§ **Exercise prompt**:
Could you print all the entries exactly?

§ **Source records**:
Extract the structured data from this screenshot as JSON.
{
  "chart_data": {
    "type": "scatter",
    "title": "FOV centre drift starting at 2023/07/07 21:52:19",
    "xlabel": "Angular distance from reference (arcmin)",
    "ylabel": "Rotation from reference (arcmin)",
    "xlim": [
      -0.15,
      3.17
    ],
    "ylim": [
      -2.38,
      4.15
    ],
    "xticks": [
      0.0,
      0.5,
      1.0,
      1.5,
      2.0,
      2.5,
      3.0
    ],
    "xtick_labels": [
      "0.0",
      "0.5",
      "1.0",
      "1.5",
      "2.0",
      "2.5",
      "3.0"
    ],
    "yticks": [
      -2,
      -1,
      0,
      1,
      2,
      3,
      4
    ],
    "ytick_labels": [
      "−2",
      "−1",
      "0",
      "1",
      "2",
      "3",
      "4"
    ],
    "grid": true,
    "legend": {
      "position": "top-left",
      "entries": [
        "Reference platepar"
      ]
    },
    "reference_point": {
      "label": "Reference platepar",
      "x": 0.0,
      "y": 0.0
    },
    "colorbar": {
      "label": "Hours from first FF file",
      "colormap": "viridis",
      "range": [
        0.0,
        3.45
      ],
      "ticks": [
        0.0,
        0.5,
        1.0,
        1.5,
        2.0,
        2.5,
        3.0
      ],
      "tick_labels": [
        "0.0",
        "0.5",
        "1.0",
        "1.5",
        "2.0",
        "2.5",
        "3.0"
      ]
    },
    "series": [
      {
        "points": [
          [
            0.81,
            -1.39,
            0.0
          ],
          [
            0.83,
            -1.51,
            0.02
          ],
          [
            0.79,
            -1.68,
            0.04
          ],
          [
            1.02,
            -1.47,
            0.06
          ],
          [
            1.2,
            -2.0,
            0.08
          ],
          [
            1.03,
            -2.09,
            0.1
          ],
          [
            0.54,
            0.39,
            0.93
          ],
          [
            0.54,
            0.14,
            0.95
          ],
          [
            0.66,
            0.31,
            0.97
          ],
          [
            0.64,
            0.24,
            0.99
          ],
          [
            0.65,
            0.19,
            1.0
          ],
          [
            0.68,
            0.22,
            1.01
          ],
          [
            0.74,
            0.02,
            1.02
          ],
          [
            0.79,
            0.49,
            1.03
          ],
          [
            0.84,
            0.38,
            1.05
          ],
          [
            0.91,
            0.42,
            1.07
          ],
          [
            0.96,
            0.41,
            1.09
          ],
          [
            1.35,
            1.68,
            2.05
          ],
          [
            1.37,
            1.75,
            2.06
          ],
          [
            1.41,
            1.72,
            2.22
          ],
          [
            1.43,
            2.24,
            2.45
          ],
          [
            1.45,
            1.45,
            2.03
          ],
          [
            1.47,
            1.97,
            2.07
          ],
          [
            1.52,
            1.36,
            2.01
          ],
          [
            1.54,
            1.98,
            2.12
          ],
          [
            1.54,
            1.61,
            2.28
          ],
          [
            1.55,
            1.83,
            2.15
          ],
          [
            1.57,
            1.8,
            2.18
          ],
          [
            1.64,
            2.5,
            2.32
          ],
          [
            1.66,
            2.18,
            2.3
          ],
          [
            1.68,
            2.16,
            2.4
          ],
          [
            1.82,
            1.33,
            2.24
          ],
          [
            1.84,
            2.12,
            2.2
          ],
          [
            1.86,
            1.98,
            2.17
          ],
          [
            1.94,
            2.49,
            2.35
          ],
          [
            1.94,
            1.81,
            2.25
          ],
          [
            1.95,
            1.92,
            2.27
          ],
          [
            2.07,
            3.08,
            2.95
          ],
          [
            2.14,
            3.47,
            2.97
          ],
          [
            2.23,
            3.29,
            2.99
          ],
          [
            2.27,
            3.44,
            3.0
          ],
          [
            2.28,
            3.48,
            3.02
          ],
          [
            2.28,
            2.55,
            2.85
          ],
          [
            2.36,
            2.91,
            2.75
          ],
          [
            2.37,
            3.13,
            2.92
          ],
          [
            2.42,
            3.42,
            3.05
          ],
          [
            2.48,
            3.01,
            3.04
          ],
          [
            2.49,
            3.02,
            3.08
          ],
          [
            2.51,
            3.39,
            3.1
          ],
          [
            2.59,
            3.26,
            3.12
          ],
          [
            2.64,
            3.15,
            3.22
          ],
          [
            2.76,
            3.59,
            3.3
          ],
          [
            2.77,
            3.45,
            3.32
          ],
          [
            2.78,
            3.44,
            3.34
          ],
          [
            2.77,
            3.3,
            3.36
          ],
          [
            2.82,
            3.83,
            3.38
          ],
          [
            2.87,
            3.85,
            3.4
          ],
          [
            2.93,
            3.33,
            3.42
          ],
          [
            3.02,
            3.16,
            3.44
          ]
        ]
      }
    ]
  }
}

§ **Task result**:
Extract the structured data from this screenshot as JSON.
{
  "chart_data": {
    "type": "scatter",
    "title": "FOV centre drift starting at 2023/07/07 21:52:19",
    "xlabel": "Angular distance from reference (arcmin)",
    "ylabel": "Rotation from reference (arcmin)",
    "xlim": [
      -0.15,
      3.17
    ],
    "ylim": [
      -2.38,
      4.15
    ],
    "xticks": [
      0.0,
      0.5,
      1.0,
      1.5,
      2.0,
      2.5,
      3.0
    ],
    "xtick_labels": [
      "0.0",
      "0.5",
      "1.0",
      "1.5",
      "2.0",
      "2.5",
      "3.0"
    ],
    "yticks": [
      -2,
      -1,
      0,
      1,
      2,
      3,
      4
    ],
    "ytick_labels": [
      "−2",
      "−1",
      "0",
      "1",
      "2",
      "3",
      "4"
    ],
    "grid": true,
    "legend": {
      "position": "top-left",
      "entries": [
        "Reference platepar"
      ]
    },
    "reference_point": {
      "label": "Reference platepar",
      "x": 0.0,
      "y": 0.0
    },
    "colorbar": {
      "label": "Hours from first FF file",
      "colormap": "viridis",
      "range": [
        0.0,
        3.45
      ],
      "ticks": [
        0.0,
        0.5,
        1.0,
        1.5,
        2.0,
        2.5,
        3.0
      ],
      "tick_labels": [
        "0.0",
        "0.5",
        "1.0",
        "1.5",
        "2.0",
        "2.5",
        "3.0"
      ]
    },
    "series": [
      {
        "points": [
          [
            0.81,
            -1.39,
            0.0
          ],
          [
            0.83,
            -1.51,
            0.02
          ],
          [
            0.79,
            -1.68,
            0.04
          ],
          [
            1.02,
            -1.47,
            0.06
          ],
          [
            1.2,
            -2.0,
            0.08
          ],
          [
            1.03,
            -2.09,
            0.1
          ],
          [
            0.54,
            0.39,
            0.93
          ],
          [
            0.54,
            0.14,
            0.95
          ],
          [
            0.66,
            0.31,
            0.97
          ],
          [
            0.64,
            0.24,
            0.99
          ],
          [
            0.65,
            0.19,
            1.0
          ],
          [
            0.68,
            0.22,
            1.01
          ],
          [
            0.74,
            0.02,
            1.02
          ],
          [
            0.79,
            0.49,
            1.03
          ],
          [
            0.84,
            0.38,
            1.05
          ],
          [
            0.91,
            0.42,
            1.07
          ],
          [
            0.96,
            0.41,
            1.09
          ],
          [
            1.35,
            1.68,
            2.05
          ],
          [
            1.37,
            1.75,
            2.06
          ],
          [
            1.41,
            1.72,
            2.22
          ],
          [
            1.43,
            2.24,
            2.45
          ],
          [
            1.45,
            1.45,
            2.03
          ],
          [
            1.47,
            1.97,
            2.07
          ],
          [
            1.52,
            1.36,
            2.01
          ],
          [
            1.54,
            1.98,
            2.12
          ],
          [
            1.54,
            1.61,
            2.28
          ],
          [
            1.55,
            1.83,
            2.15
          ],
          [
            1.57,
            1.8,
            2.18
          ],
          [
            1.64,
            2.5,
            2.32
          ],
          [
            1.66,
            2.18,
            2.3
          ],
          [
            1.68,
            2.16,
            2.4
          ],
          [
            1.82,
            1.33,
            2.24
          ],
          [
            1.84,
            2.12,
            2.2
          ],
          [
            1.86,
            1.98,
            2.17
          ],
          [
            1.94,
            2.49,
            2.35
          ],
          [
            1.94,
            1.81,
            2.25
          ],
          [
            1.95,
            1.92,
            2.27
          ],
          [
            2.07,
            3.08,
            2.95
          ],
          [
            2.14,
            3.47,
            2.97
          ],
          [
            2.23,
            3.29,
            2.99
          ],
          [
            2.27,
            3.44,
            3.0
          ],
          [
            2.28,
            3.48,
            3.02
          ],
          [
            2.28,
            2.55,
            2.85
          ],
          [
            2.36,
            2.91,
            2.75
          ],
          [
            2.37,
            3.13,
            2.92
          ],
          [
            2.42,
            3.42,
            3.05
          ],
          [
            2.48,
            3.01,
            3.04
          ],
          [
            2.49,
            3.02,
            3.08
          ],
          [
            2.51,
            3.39,
            3.1
          ],
          [
            2.59,
            3.26,
            3.12
          ],
          [
            2.64,
            3.15,
            3.22
          ],
          [
            2.76,
            3.59,
            3.3
          ],
          [
            2.77,
            3.45,
            3.32
          ],
          [
            2.78,
            3.44,
            3.34
          ],
          [
            2.77,
            3.3,
            3.36
          ],
          [
            2.82,
            3.83,
            3.38
          ],
          [
            2.87,
            3.85,
            3.4
          ],
          [
            2.93,
            3.33,
            3.42
          ],
          [
            3.02,
            3.16,
            3.44
          ]
        ]
      }
    ]
  }
}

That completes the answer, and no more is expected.